(What the task asks): Filter the records for lines holding the string "likwidacji".

**********

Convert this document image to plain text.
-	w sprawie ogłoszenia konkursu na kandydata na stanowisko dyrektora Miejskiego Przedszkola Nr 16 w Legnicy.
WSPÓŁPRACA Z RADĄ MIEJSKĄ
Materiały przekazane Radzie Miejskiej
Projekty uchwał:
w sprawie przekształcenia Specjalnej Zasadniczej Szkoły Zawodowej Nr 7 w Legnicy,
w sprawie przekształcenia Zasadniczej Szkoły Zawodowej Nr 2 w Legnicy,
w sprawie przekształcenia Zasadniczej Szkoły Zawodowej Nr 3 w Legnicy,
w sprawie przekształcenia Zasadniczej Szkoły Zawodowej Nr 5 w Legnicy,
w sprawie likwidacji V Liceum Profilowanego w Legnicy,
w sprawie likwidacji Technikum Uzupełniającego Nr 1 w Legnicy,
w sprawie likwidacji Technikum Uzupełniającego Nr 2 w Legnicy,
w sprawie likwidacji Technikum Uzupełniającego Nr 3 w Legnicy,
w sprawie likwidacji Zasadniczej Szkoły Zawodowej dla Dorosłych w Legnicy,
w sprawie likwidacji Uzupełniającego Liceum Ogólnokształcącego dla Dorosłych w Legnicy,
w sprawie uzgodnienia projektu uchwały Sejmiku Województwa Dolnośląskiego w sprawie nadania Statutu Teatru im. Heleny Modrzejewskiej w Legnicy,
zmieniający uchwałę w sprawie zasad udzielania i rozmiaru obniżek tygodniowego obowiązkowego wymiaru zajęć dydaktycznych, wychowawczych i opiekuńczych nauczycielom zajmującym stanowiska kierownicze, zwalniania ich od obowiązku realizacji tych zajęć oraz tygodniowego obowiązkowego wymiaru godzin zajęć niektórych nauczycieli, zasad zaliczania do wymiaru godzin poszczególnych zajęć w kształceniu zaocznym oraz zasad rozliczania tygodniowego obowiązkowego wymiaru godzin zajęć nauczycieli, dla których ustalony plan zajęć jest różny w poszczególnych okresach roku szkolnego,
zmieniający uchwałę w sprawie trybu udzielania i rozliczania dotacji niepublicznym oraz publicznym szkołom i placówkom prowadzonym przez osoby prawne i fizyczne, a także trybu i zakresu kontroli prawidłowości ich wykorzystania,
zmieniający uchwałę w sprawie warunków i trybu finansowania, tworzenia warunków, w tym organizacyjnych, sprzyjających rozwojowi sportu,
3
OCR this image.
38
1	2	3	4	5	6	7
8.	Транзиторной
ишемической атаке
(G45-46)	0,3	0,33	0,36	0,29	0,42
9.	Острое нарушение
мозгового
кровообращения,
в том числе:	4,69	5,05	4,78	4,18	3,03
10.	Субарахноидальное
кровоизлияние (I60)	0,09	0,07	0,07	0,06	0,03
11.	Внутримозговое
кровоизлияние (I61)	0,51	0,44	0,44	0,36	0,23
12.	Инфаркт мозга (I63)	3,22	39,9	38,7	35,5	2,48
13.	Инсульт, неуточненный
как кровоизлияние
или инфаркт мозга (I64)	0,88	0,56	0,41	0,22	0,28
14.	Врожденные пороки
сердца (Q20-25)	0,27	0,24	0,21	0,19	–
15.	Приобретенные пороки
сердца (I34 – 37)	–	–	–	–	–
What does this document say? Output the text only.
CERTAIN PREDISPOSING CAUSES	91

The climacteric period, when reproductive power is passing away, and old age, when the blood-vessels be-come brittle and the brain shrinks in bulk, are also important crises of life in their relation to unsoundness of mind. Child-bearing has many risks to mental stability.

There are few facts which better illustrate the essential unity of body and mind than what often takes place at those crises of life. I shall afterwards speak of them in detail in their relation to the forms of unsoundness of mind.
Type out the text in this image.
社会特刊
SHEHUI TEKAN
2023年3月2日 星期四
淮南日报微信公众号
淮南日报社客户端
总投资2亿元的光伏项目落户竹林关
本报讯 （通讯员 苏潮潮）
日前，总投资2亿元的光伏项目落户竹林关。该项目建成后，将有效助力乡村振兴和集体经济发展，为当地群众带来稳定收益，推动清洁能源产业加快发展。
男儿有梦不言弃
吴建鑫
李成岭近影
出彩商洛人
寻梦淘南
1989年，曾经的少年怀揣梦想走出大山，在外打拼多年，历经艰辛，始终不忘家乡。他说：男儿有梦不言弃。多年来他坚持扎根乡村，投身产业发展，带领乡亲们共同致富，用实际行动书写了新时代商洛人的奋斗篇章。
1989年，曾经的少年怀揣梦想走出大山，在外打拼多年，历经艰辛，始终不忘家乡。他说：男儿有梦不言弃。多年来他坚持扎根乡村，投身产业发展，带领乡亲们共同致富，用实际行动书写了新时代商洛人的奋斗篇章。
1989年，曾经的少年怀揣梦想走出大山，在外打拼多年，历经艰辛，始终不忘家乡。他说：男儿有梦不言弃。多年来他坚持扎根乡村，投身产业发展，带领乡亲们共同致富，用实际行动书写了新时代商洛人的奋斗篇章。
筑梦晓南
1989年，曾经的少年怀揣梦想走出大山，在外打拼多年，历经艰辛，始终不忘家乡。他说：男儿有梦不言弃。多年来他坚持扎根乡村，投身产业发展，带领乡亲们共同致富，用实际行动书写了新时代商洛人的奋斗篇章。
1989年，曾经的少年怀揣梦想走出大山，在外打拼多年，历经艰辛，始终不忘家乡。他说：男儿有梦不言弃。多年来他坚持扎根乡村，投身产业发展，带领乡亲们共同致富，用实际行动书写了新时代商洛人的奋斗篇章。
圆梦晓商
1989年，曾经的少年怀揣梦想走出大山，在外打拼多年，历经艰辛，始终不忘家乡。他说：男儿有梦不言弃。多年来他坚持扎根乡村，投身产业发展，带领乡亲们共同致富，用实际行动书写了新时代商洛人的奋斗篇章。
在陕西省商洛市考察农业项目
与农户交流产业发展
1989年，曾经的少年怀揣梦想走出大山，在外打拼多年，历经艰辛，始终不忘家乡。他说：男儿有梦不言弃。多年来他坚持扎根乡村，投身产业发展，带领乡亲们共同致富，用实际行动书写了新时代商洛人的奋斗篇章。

**********

(Answer for the task):
w sprawie likwidacji V Liceum Profilowanego w Legnicy,
w sprawie likwidacji Technikum Uzupełniającego Nr 1 w Legnicy,
w sprawie likwidacji Technikum Uzupełniającego Nr 2 w Legnicy,
w sprawie likwidacji Technikum Uzupełniającego Nr 3 w Legnicy,
w sprawie likwidacji Zasadniczej Szkoły Zawodowej dla Dorosłych w Legnicy,
w sprawie likwidacji Uzupełniającego Liceum Ogólnokształcącego dla Dorosłych w Legnicy,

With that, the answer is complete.